++++ Data provided
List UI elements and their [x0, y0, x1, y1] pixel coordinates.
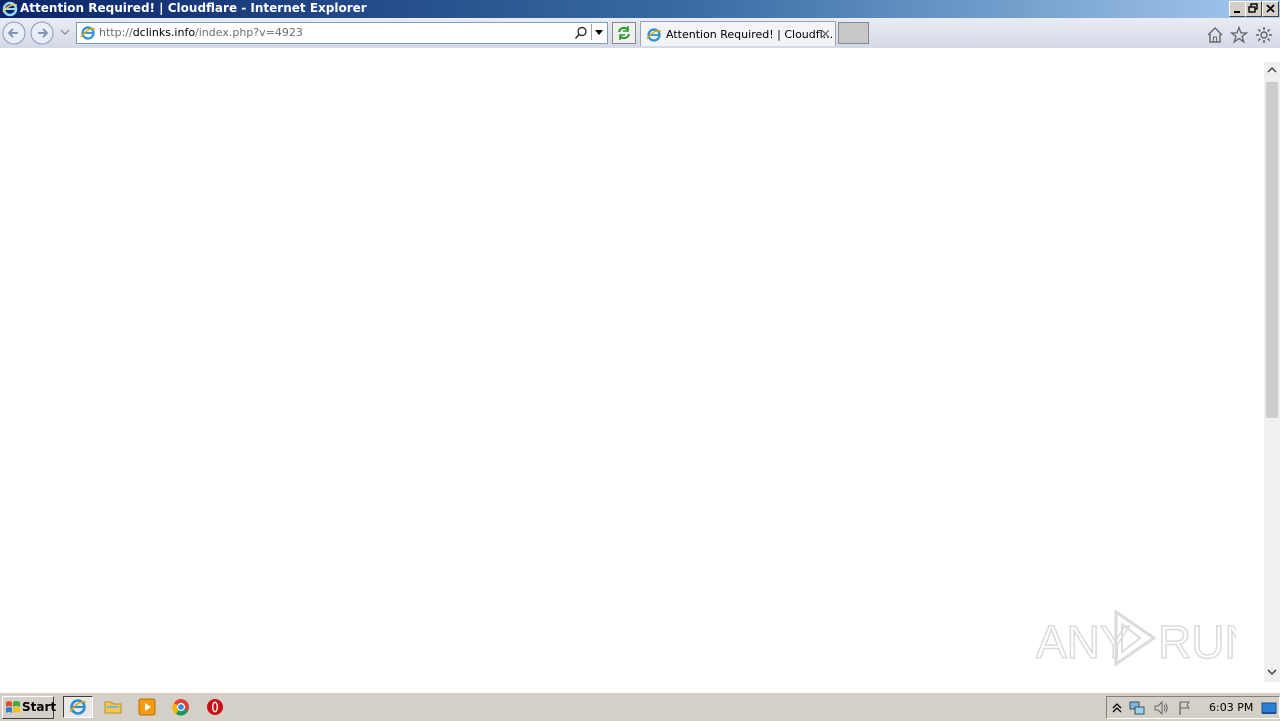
action-center-flag-icon[interactable]: [1177, 700, 1193, 716]
home-icon[interactable]: [1206, 26, 1224, 44]
forward-button[interactable]: [30, 21, 54, 45]
windows-flag-icon: [6, 701, 20, 713]
browser-toolbar: http://dclinks.info/index.php?v=4923 Att…: [0, 18, 1280, 48]
address-dropdown-button[interactable]: [591, 24, 606, 40]
tab-label: Attention Required! | Cloudfl...: [666, 28, 834, 41]
url-prefix: http://: [99, 26, 133, 39]
refresh-button[interactable]: [612, 22, 636, 44]
tab-attention-required[interactable]: Attention Required! | Cloudfl... ×: [640, 21, 836, 46]
window-titlebar: Attention Required! | Cloudflare - Inter…: [0, 0, 1280, 18]
back-button[interactable]: [2, 21, 26, 45]
ie-page-icon: [646, 28, 662, 42]
clock[interactable]: 6:03 PM: [1209, 701, 1253, 714]
scroll-down-chevron-icon[interactable]: [1266, 666, 1278, 678]
start-label: Start: [22, 700, 57, 714]
tab-close-icon[interactable]: ×: [820, 27, 831, 42]
system-tray: 6:03 PM: [1106, 696, 1280, 719]
volume-speaker-icon[interactable]: [1153, 700, 1169, 716]
internet-explorer-icon: [2, 1, 18, 17]
minimize-icon: [1234, 11, 1240, 13]
network-icon[interactable]: [1129, 700, 1145, 716]
window-title: Attention Required! | Cloudflare - Inter…: [20, 1, 367, 15]
minimize-button[interactable]: [1229, 1, 1246, 17]
opera-icon[interactable]: [205, 697, 225, 717]
chrome-icon[interactable]: [171, 697, 191, 717]
favorites-star-icon[interactable]: [1230, 26, 1248, 44]
media-player-icon[interactable]: [137, 697, 157, 717]
file-explorer-folder-icon[interactable]: [103, 697, 123, 717]
url-path: /index.php?v=4923: [195, 26, 303, 39]
close-window-button[interactable]: [1262, 1, 1279, 17]
url-text[interactable]: http://dclinks.info/index.php?v=4923: [99, 26, 303, 39]
anyrun-watermark-logo: ANY RUN: [1036, 609, 1236, 669]
vertical-scrollbar[interactable]: [1264, 62, 1280, 682]
tools-gear-icon[interactable]: [1255, 26, 1273, 44]
url-host: dclinks.info: [132, 26, 196, 39]
taskbar-internet-explorer-button[interactable]: [63, 696, 93, 718]
recent-pages-chevron-down-icon[interactable]: [60, 28, 70, 36]
show-hidden-icons-chevron-up-icon[interactable]: [1109, 700, 1125, 716]
taskbar: Start 6:03 PM: [0, 692, 1280, 721]
chevron-down-icon: [595, 30, 603, 35]
ie-page-icon: [80, 26, 96, 40]
restore-icon: [1248, 3, 1258, 13]
restore-button[interactable]: [1245, 1, 1262, 17]
close-icon: [1266, 4, 1275, 13]
svg-text:RUN: RUN: [1158, 616, 1236, 668]
start-button[interactable]: Start: [2, 696, 57, 719]
show-desktop-icon[interactable]: [1261, 700, 1277, 716]
new-tab-button[interactable]: [838, 22, 869, 44]
scroll-up-chevron-icon[interactable]: [1266, 64, 1278, 76]
scrollbar-thumb[interactable]: [1266, 82, 1278, 418]
internet-explorer-icon: [69, 699, 87, 715]
address-bar[interactable]: http://dclinks.info/index.php?v=4923: [76, 22, 608, 44]
search-icon[interactable]: [574, 26, 588, 40]
refresh-icon: [618, 26, 630, 40]
page-content-area[interactable]: [0, 48, 1264, 692]
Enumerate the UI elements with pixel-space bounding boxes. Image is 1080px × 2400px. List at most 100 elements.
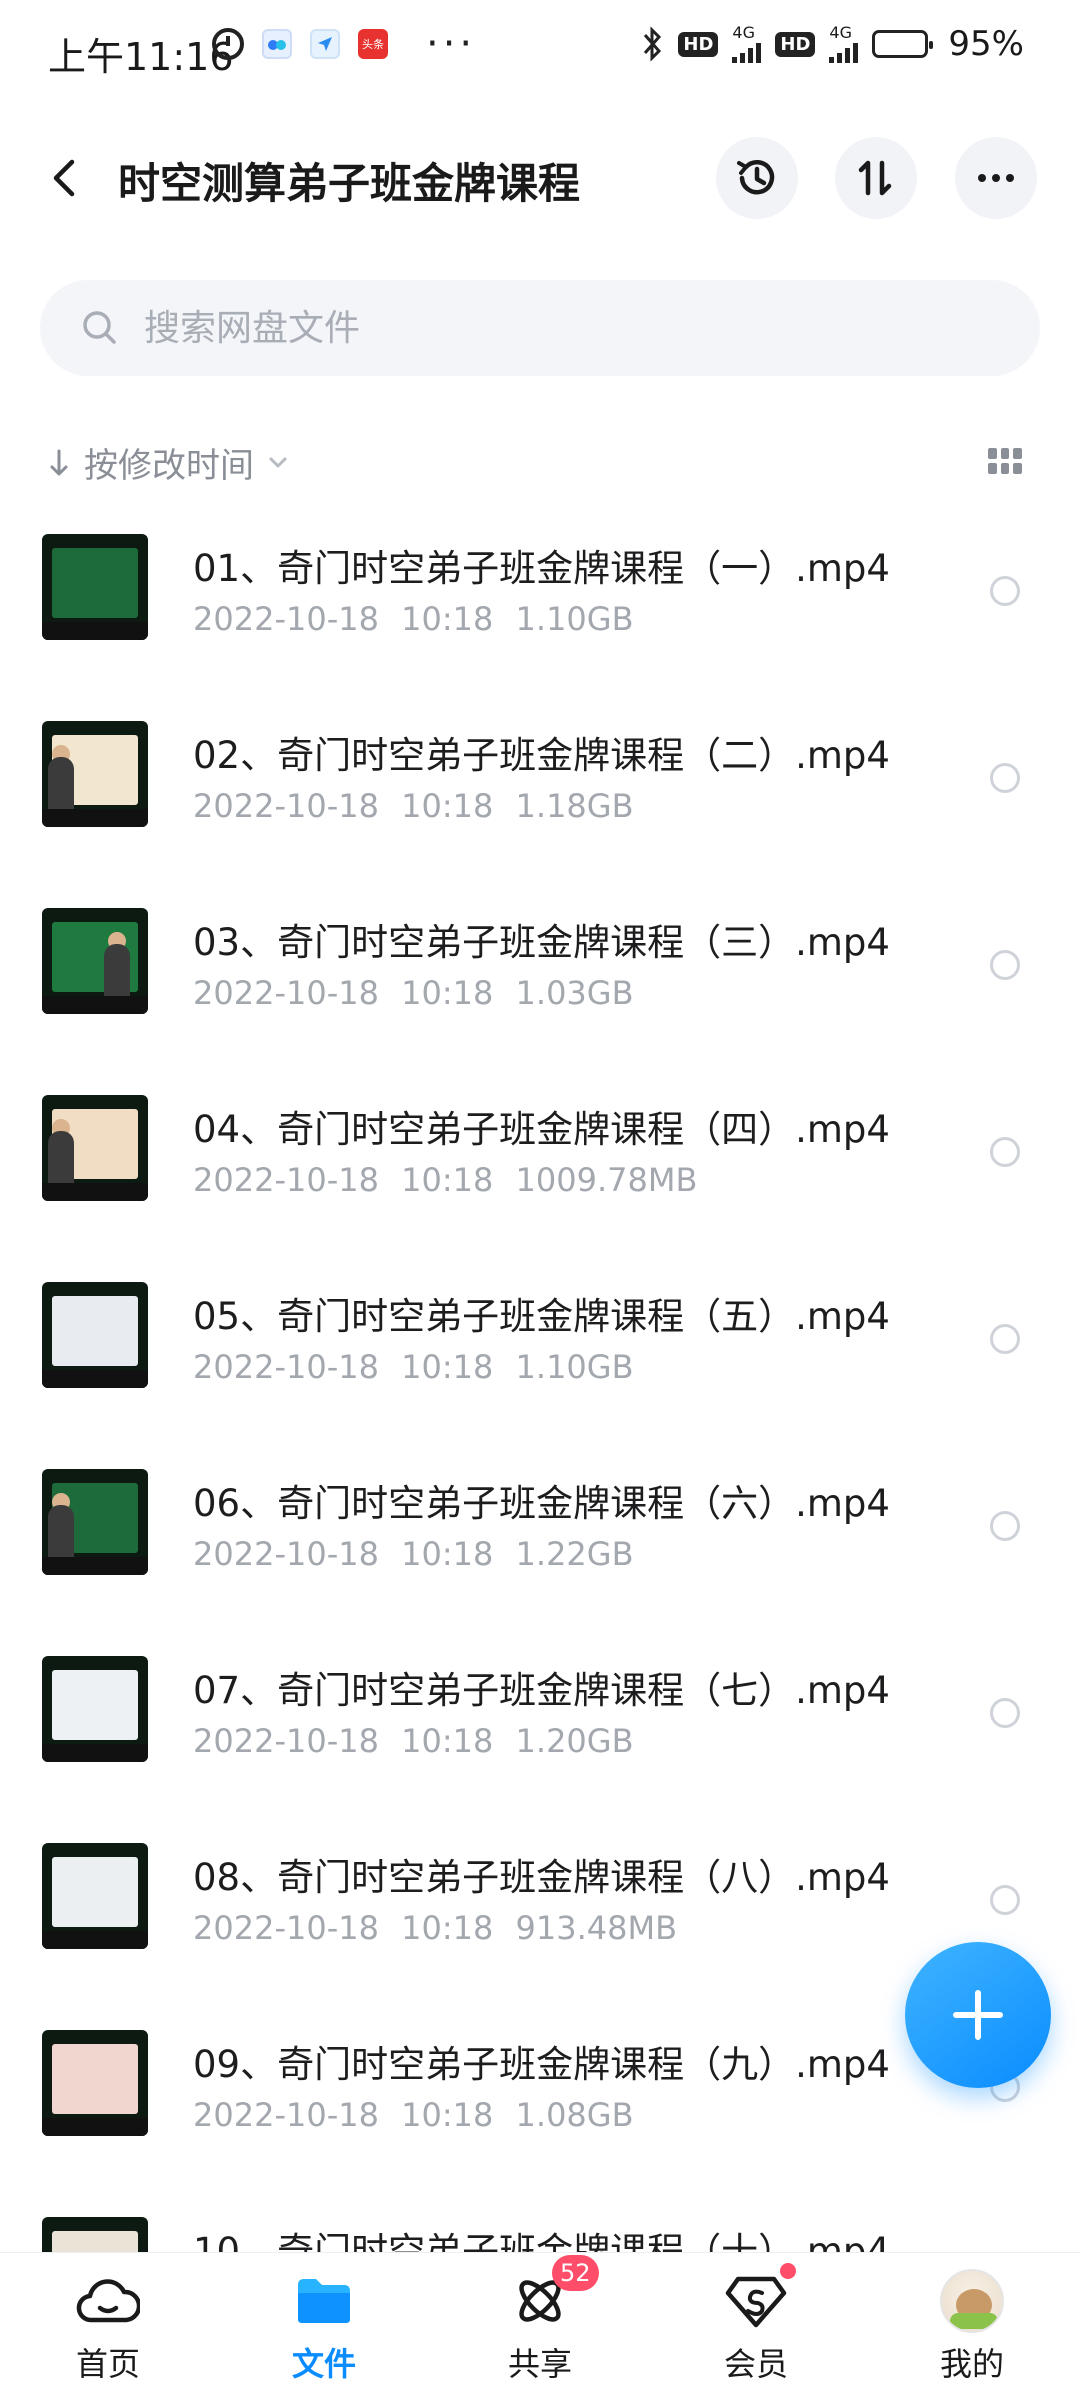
more-button[interactable] [955, 137, 1037, 219]
back-button[interactable] [40, 152, 92, 204]
baidu-netdisk-notify-icon [262, 29, 292, 59]
history-icon [737, 159, 775, 195]
file-meta: 2022-10-18 10:18 1.10GB [193, 600, 634, 638]
more-horizontal-icon [978, 174, 1014, 182]
nav-files-label: 文件 [291, 2345, 356, 2383]
file-meta: 2022-10-18 10:18 1.08GB [193, 2096, 634, 2134]
video-thumbnail [42, 534, 148, 640]
video-thumbnail [42, 2030, 148, 2136]
battery-percent: 95% [948, 24, 1024, 64]
file-name: 06、奇门时空弟子班金牌课程（六）.mp4 [193, 1482, 890, 1525]
signal-1: 4G [732, 25, 762, 63]
nav-share-label: 共享 [507, 2345, 572, 2383]
file-name: 02、奇门时空弟子班金牌课程（二）.mp4 [193, 734, 890, 777]
folder-icon [292, 2269, 356, 2333]
toutiao-notify-icon: 头条 [358, 29, 388, 59]
plus-icon [953, 1990, 1003, 2040]
status-left-icons: 头条 ··· [212, 21, 477, 67]
video-thumbnail [42, 1282, 148, 1388]
share-count-badge: 52 [552, 2255, 599, 2291]
signal-bars-icon [829, 41, 859, 63]
file-name: 08、奇门时空弟子班金牌课程（八）.mp4 [193, 1856, 890, 1899]
add-button[interactable] [905, 1942, 1051, 2088]
nav-vip-label: 会员 [723, 2345, 788, 2383]
search-input[interactable] [144, 307, 944, 349]
file-meta: 2022-10-18 10:18 1.22GB [193, 1535, 634, 1573]
sort-dropdown[interactable]: 按修改时间 [48, 438, 288, 487]
select-checkbox[interactable] [990, 1137, 1020, 1167]
file-name: 09、奇门时空弟子班金牌课程（九）.mp4 [193, 2043, 890, 2086]
status-time: 上午11:16 [48, 35, 234, 79]
file-row[interactable]: 02、奇门时空弟子班金牌课程（二）.mp4 2022-10-18 10:18 1… [0, 717, 1080, 904]
nav-me[interactable]: 我的 [892, 2269, 1052, 2399]
alarm-icon [212, 28, 244, 60]
nav-files[interactable]: 文件 [244, 2269, 404, 2399]
chevron-down-icon [269, 457, 287, 467]
nav-vip[interactable]: 会员 [676, 2263, 836, 2399]
video-thumbnail [42, 1656, 148, 1762]
nav-home[interactable]: 首页 [28, 2269, 188, 2399]
nav-share[interactable]: 52 共享 [460, 2255, 620, 2399]
transfer-button[interactable] [835, 137, 917, 219]
select-checkbox[interactable] [990, 1324, 1020, 1354]
video-thumbnail [42, 1843, 148, 1949]
page-title: 时空测算弟子班金牌课程 [118, 159, 581, 208]
file-meta: 2022-10-18 10:18 1.03GB [193, 974, 634, 1012]
sort-toolbar: 按修改时间 [0, 430, 1080, 494]
signal-bars-icon [732, 41, 762, 63]
grid-view-toggle[interactable] [988, 448, 1022, 474]
transfer-updown-icon [858, 160, 892, 196]
battery-icon [872, 30, 934, 58]
select-checkbox[interactable] [990, 950, 1020, 980]
file-row[interactable]: 07、奇门时空弟子班金牌课程（七）.mp4 2022-10-18 10:18 1… [0, 1652, 1080, 1839]
file-name: 04、奇门时空弟子班金牌课程（四）.mp4 [193, 1108, 890, 1151]
sort-label: 按修改时间 [84, 446, 254, 486]
status-right-icons: HD 4G HD 4G 95% [642, 24, 1024, 64]
video-thumbnail [42, 721, 148, 827]
notification-dot [780, 2263, 796, 2279]
hd-badge-2: HD [775, 31, 816, 57]
select-checkbox[interactable] [990, 1885, 1020, 1915]
file-row[interactable]: 04、奇门时空弟子班金牌课程（四）.mp4 2022-10-18 10:18 1… [0, 1091, 1080, 1278]
nav-me-label: 我的 [939, 2345, 1004, 2383]
file-row[interactable]: 05、奇门时空弟子班金牌课程（五）.mp4 2022-10-18 10:18 1… [0, 1278, 1080, 1465]
select-checkbox[interactable] [990, 1698, 1020, 1728]
select-checkbox[interactable] [990, 576, 1020, 606]
vip-diamond-icon [724, 2263, 796, 2333]
file-name: 01、奇门时空弟子班金牌课程（一）.mp4 [193, 547, 890, 590]
status-bar: 上午11:16 头条 ··· HD 4G HD 4G 95% [0, 0, 1080, 100]
file-name: 03、奇门时空弟子班金牌课程（三）.mp4 [193, 921, 890, 964]
file-name: 07、奇门时空弟子班金牌课程（七）.mp4 [193, 1669, 890, 1712]
history-button[interactable] [716, 137, 798, 219]
search-icon [83, 311, 116, 344]
file-row[interactable]: 03、奇门时空弟子班金牌课程（三）.mp4 2022-10-18 10:18 1… [0, 904, 1080, 1091]
top-app-bar: 时空测算弟子班金牌课程 [0, 130, 1080, 226]
more-notifications-icon: ··· [426, 21, 477, 67]
bottom-navigation: 首页 文件 52 共享 会员 我的 [0, 2252, 1080, 2400]
video-thumbnail [42, 908, 148, 1014]
file-meta: 2022-10-18 10:18 1.20GB [193, 1722, 634, 1760]
avatar-icon [940, 2269, 1004, 2333]
file-row[interactable]: 01、奇门时空弟子班金牌课程（一）.mp4 2022-10-18 10:18 1… [0, 530, 1080, 717]
select-checkbox[interactable] [990, 763, 1020, 793]
file-meta: 2022-10-18 10:18 1.18GB [193, 787, 634, 825]
video-thumbnail [42, 1095, 148, 1201]
file-meta: 2022-10-18 10:18 1.10GB [193, 1348, 634, 1386]
bluetooth-icon [644, 26, 662, 62]
share-atom-icon: 52 [508, 2255, 599, 2333]
select-checkbox[interactable] [990, 1511, 1020, 1541]
nav-home-label: 首页 [75, 2345, 140, 2383]
cloud-home-icon [76, 2269, 140, 2333]
arrow-down-icon [50, 449, 68, 475]
search-bar[interactable] [40, 280, 1040, 376]
file-row[interactable]: 06、奇门时空弟子班金牌课程（六）.mp4 2022-10-18 10:18 1… [0, 1465, 1080, 1652]
file-meta: 2022-10-18 10:18 1009.78MB [193, 1161, 698, 1199]
hd-badge-1: HD [678, 31, 719, 57]
file-meta: 2022-10-18 10:18 913.48MB [193, 1909, 678, 1947]
file-name: 05、奇门时空弟子班金牌课程（五）.mp4 [193, 1295, 890, 1338]
chevron-left-icon [53, 159, 75, 197]
send-notify-icon [310, 29, 340, 59]
file-list: 01、奇门时空弟子班金牌课程（一）.mp4 2022-10-18 10:18 1… [0, 530, 1080, 2400]
video-thumbnail [42, 1469, 148, 1575]
signal-2: 4G [829, 25, 859, 63]
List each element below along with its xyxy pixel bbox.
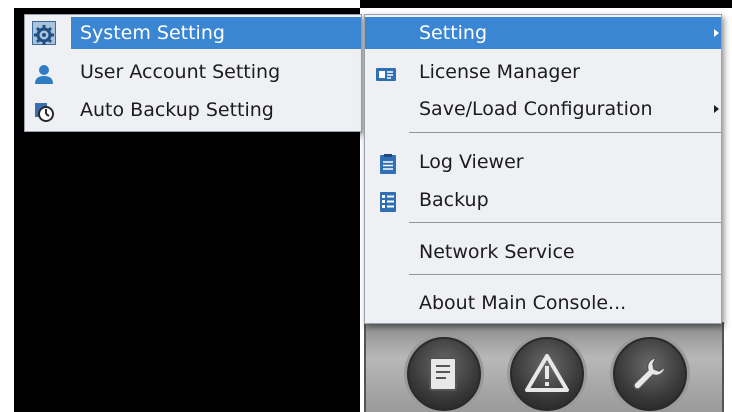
menu-item-label: About Main Console... — [419, 292, 627, 314]
submenu-arrow-icon — [714, 105, 719, 113]
submenu-arrow-icon — [714, 29, 719, 37]
menu-item-label: System Setting — [80, 22, 225, 44]
menu-item-setting[interactable]: Setting — [365, 15, 721, 51]
menu-item-about-main-console[interactable]: About Main Console... — [365, 285, 721, 321]
menu-item-license-manager[interactable]: License Manager — [365, 54, 721, 90]
menu-item-save-load-configuration[interactable]: Save/Load Configuration — [365, 91, 721, 127]
backup-clock-icon — [33, 99, 55, 122]
console-toolbar — [364, 322, 724, 412]
document-icon — [429, 357, 457, 391]
wrench-icon — [633, 357, 666, 390]
menu-item-label: User Account Setting — [80, 61, 281, 83]
menu-separator — [409, 132, 721, 133]
menu-item-user-account-setting[interactable]: User Account Setting — [25, 54, 361, 90]
document-button[interactable] — [404, 334, 484, 412]
menu-item-auto-backup-setting[interactable]: Auto Backup Setting — [25, 92, 361, 128]
main-context-menu: Setting License Manager Save/Load Config… — [364, 14, 722, 324]
menu-item-backup[interactable]: Backup — [365, 182, 721, 218]
menu-item-label: Auto Backup Setting — [80, 99, 274, 121]
backup-list-icon — [377, 189, 399, 212]
user-icon — [33, 61, 55, 84]
menu-item-system-setting[interactable]: System Setting — [25, 15, 361, 51]
menu-item-label: Setting — [419, 22, 488, 44]
clipboard-icon — [377, 151, 399, 174]
menu-item-label: Backup — [419, 189, 489, 211]
gear-icon — [32, 21, 56, 45]
menu-item-network-service[interactable]: Network Service — [365, 234, 721, 270]
menu-item-label: Network Service — [419, 241, 575, 263]
console-background-top — [360, 0, 732, 8]
menu-separator — [409, 274, 721, 275]
warning-icon — [525, 354, 569, 392]
menu-separator — [409, 222, 721, 223]
license-card-icon — [375, 61, 397, 83]
system-submenu: System Setting User Account Setting Auto… — [24, 14, 362, 132]
menu-item-label: License Manager — [419, 61, 580, 83]
wrench-button[interactable] — [610, 334, 690, 412]
warning-button[interactable] — [507, 334, 587, 412]
menu-item-log-viewer[interactable]: Log Viewer — [365, 144, 721, 180]
menu-item-label: Log Viewer — [419, 151, 524, 173]
menu-item-label: Save/Load Configuration — [419, 98, 653, 120]
screen: System Setting User Account Setting Auto… — [0, 0, 732, 412]
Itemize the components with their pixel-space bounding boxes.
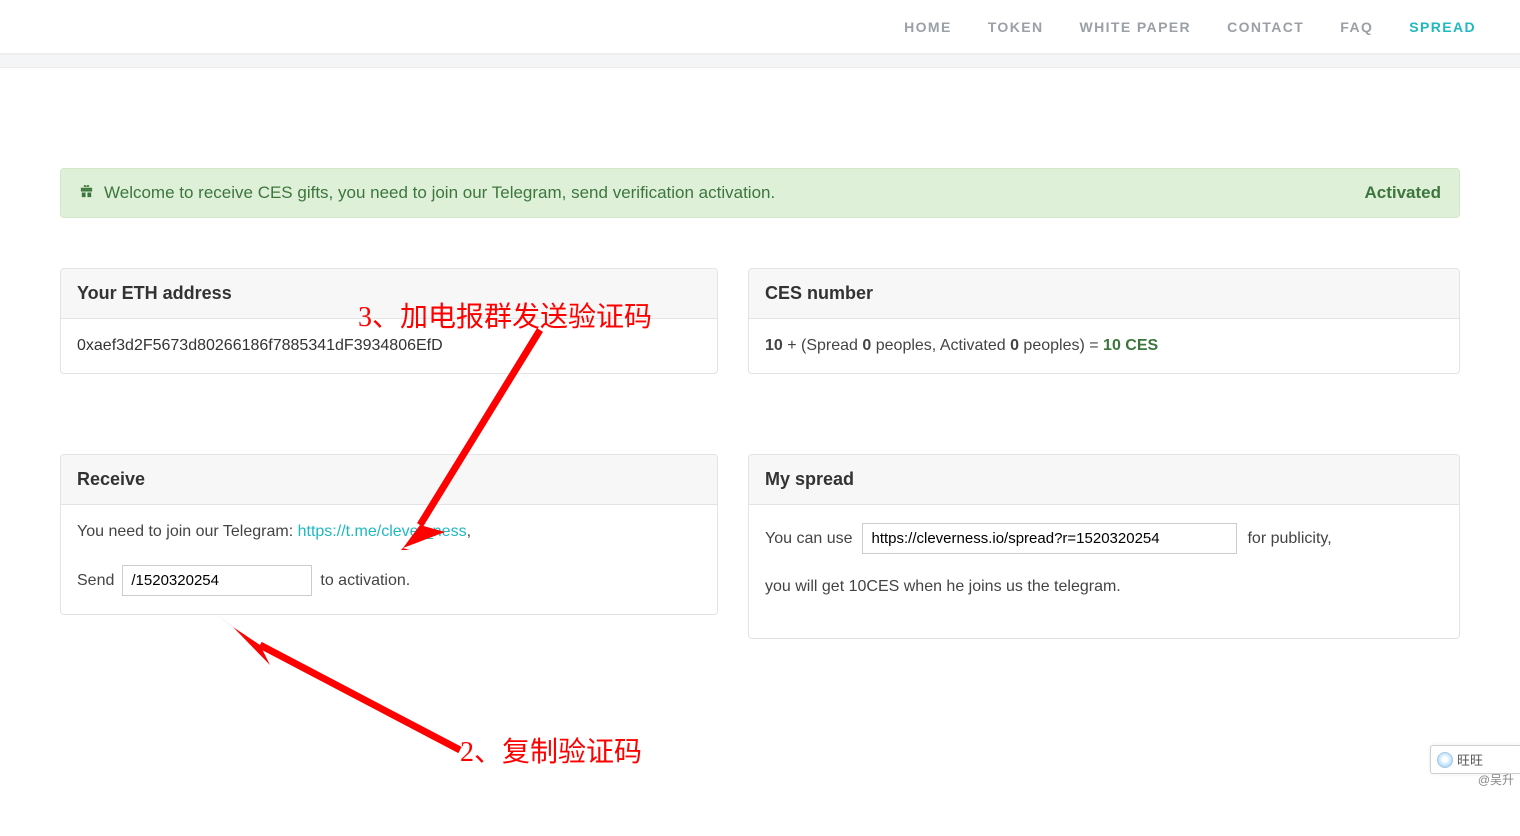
++++++++
Exercise details. Present the lines from the one containing "action-center-flag-icon[interactable]: [1177, 700, 1193, 716]" through the one containing "windows-flag-icon: [6, 701, 20, 713]", inclusive, as a Markdown table with the columns Row and Line. Number the rows and omit any blank lines.

Written response.
| Row | Line |
|---|---|
| 1 | action-center-flag-icon[interactable]: [1177, 700, 1193, 716] |
| 2 | home-icon[interactable]: [1206, 26, 1224, 44] |
| 3 | forward-button[interactable]: [30, 21, 54, 45] |
| 4 | windows-flag-icon: [6, 701, 20, 713] |